WHAT TO PRODUCE |
From the entries below, copy every line where the string "options" appears.
:: ENTRIES SUPPLIED ::
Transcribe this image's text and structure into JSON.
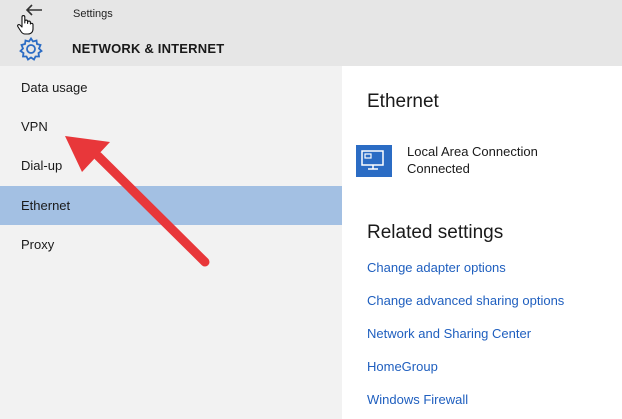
{
  "header": {
    "breadcrumb": "Settings",
    "section_title": "NETWORK & INTERNET",
    "back_icon": "back-arrow-icon",
    "settings_icon": "gear-icon",
    "colors": {
      "header_bg": "#e6e6e6"
    }
  },
  "sidebar": {
    "items": [
      {
        "label": "Data usage",
        "selected": false
      },
      {
        "label": "VPN",
        "selected": false
      },
      {
        "label": "Dial-up",
        "selected": false
      },
      {
        "label": "Ethernet",
        "selected": true
      },
      {
        "label": "Proxy",
        "selected": false
      }
    ],
    "colors": {
      "bg": "#f2f2f2",
      "selected_bg": "#a3c0e3"
    }
  },
  "main": {
    "title": "Ethernet",
    "connection": {
      "name": "Local Area Connection",
      "status": "Connected",
      "icon": "ethernet-monitor-icon"
    },
    "related_title": "Related settings",
    "links": [
      "Change adapter options",
      "Change advanced sharing options",
      "Network and Sharing Center",
      "HomeGroup",
      "Windows Firewall"
    ],
    "colors": {
      "link": "#1f5fbf",
      "icon_blue": "#2b6cc4"
    }
  },
  "annotation": {
    "type": "red-arrow",
    "color": "#e8373a",
    "points_to": "VPN"
  }
}
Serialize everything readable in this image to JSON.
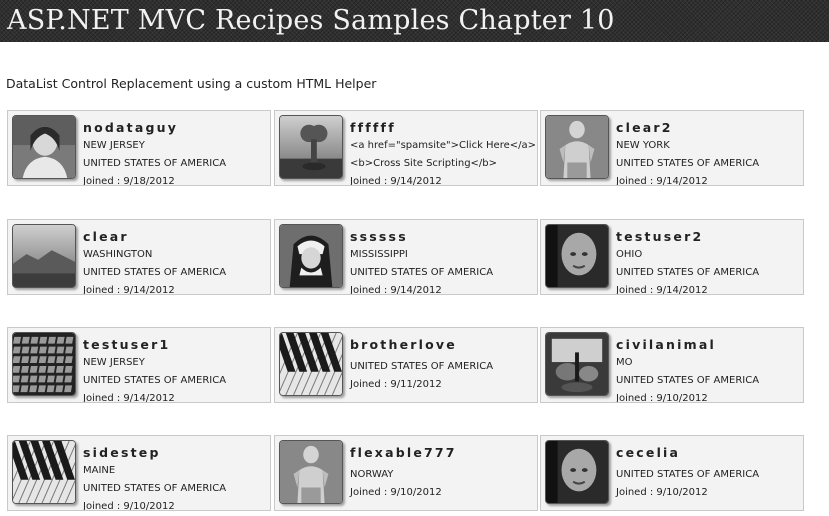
{
  "page": {
    "title": "ASP.NET MVC Recipes Samples Chapter 10",
    "subtitle": "DataList Control Replacement using a custom HTML Helper"
  },
  "users": [
    {
      "username": "nodataguy",
      "line1": "NEW JERSEY",
      "line2": "UNITED STATES OF AMERICA",
      "joined": "Joined : 9/18/2012",
      "photo": "woman-portrait"
    },
    {
      "username": "ffffff",
      "line1": "<a href=\"spamsite\">Click Here</a>",
      "line2": "<b>Cross Site Scripting</b>",
      "joined": "Joined : 9/14/2012",
      "photo": "binocular-viewer"
    },
    {
      "username": "clear2",
      "line1": "NEW YORK",
      "line2": "UNITED STATES OF AMERICA",
      "joined": "Joined : 9/14/2012",
      "photo": "shirtless-man"
    },
    {
      "username": "clear",
      "line1": "WASHINGTON",
      "line2": "UNITED STATES OF AMERICA",
      "joined": "Joined : 9/14/2012",
      "photo": "landscape"
    },
    {
      "username": "ssssss",
      "line1": "MISSISSIPPI",
      "line2": "UNITED STATES OF AMERICA",
      "joined": "Joined : 9/14/2012",
      "photo": "nun"
    },
    {
      "username": "testuser2",
      "line1": "OHIO",
      "line2": "UNITED STATES OF AMERICA",
      "joined": "Joined : 9/14/2012",
      "photo": "bald-man"
    },
    {
      "username": "testuser1",
      "line1": "NEW JERSEY",
      "line2": "UNITED STATES OF AMERICA",
      "joined": "Joined : 9/14/2012",
      "photo": "keyboard"
    },
    {
      "username": "brotherlove",
      "line1": "UNITED STATES OF AMERICA",
      "line2": "Joined : 9/11/2012",
      "joined": "",
      "photo": "piano-keys"
    },
    {
      "username": "civilanimal",
      "line1": "MO",
      "line2": "UNITED STATES OF AMERICA",
      "joined": "Joined : 9/10/2012",
      "photo": "drum-kit"
    },
    {
      "username": "sidestep",
      "line1": "MAINE",
      "line2": "UNITED STATES OF AMERICA",
      "joined": "Joined : 9/10/2012",
      "photo": "piano-keys"
    },
    {
      "username": "flexable777",
      "line1": "NORWAY",
      "line2": "Joined : 9/10/2012",
      "joined": "",
      "photo": "shirtless-man"
    },
    {
      "username": "cecelia",
      "line1": "UNITED STATES OF AMERICA",
      "line2": "Joined : 9/10/2012",
      "joined": "",
      "photo": "bald-man"
    }
  ]
}
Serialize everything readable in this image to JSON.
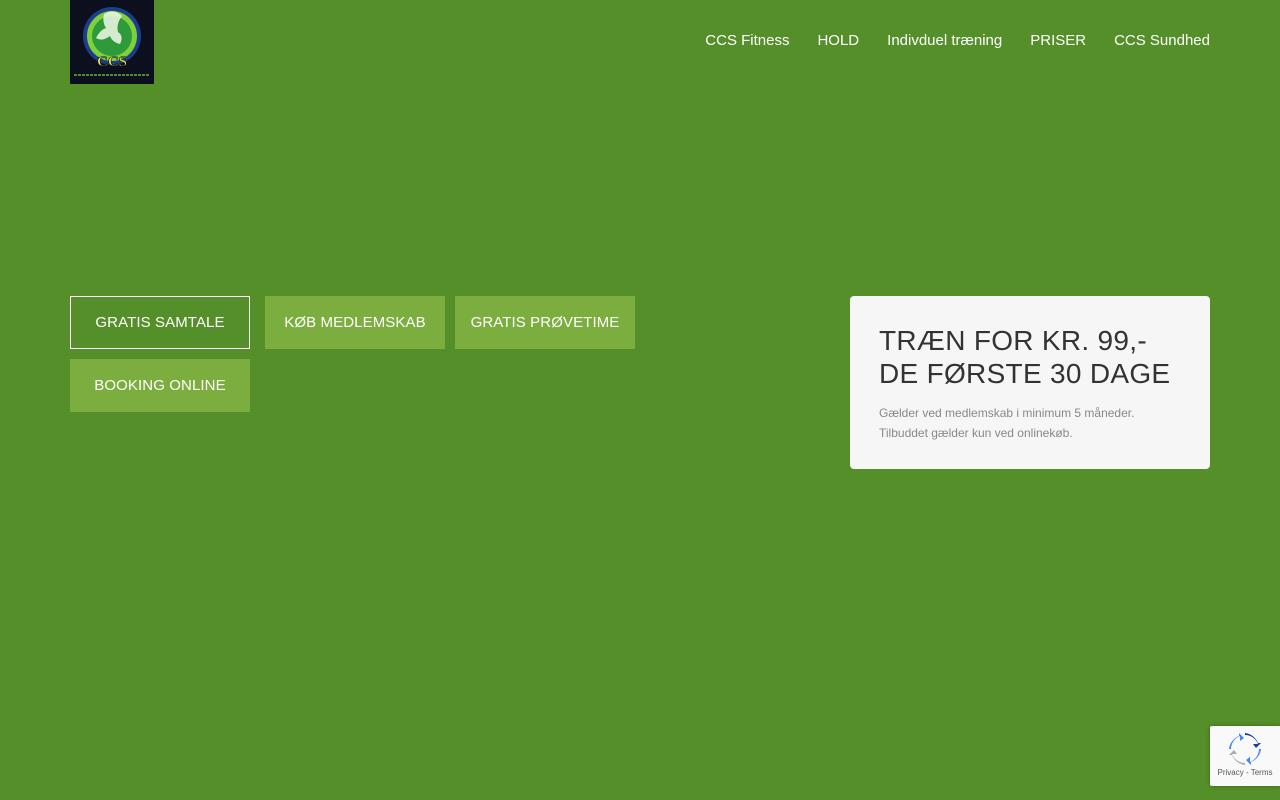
{
  "logo": {
    "text": "CCS",
    "tagline": "Fitness- og Sundhedscenter"
  },
  "nav": {
    "items": [
      {
        "label": "CCS Fitness"
      },
      {
        "label": "HOLD"
      },
      {
        "label": "Indivduel træning"
      },
      {
        "label": "PRISER"
      },
      {
        "label": "CCS Sundhed"
      }
    ]
  },
  "buttons": {
    "gratis_samtale": "GRATIS SAMTALE",
    "kob_medlemskab": "KØB MEDLEMSKAB",
    "gratis_provetime": "GRATIS PRØVETIME",
    "booking_online": "BOOKING ONLINE"
  },
  "offer": {
    "title": "TRÆN FOR KR. 99,- DE FØRSTE 30 DAGE",
    "text": "Gælder ved medlemskab i minimum 5 måneder. Tilbuddet gælder kun ved onlinekøb."
  },
  "recaptcha": {
    "links": "Privacy - Terms",
    "icon": "recaptcha-logo-icon"
  },
  "colors": {
    "background": "#548f2a",
    "button_fill": "#7cad3f",
    "offer_card": "#f6f6f6"
  }
}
:::
OUTPUT OF THE EXERCISE |
      "Change adapter options",
      "Change advanced sharing options",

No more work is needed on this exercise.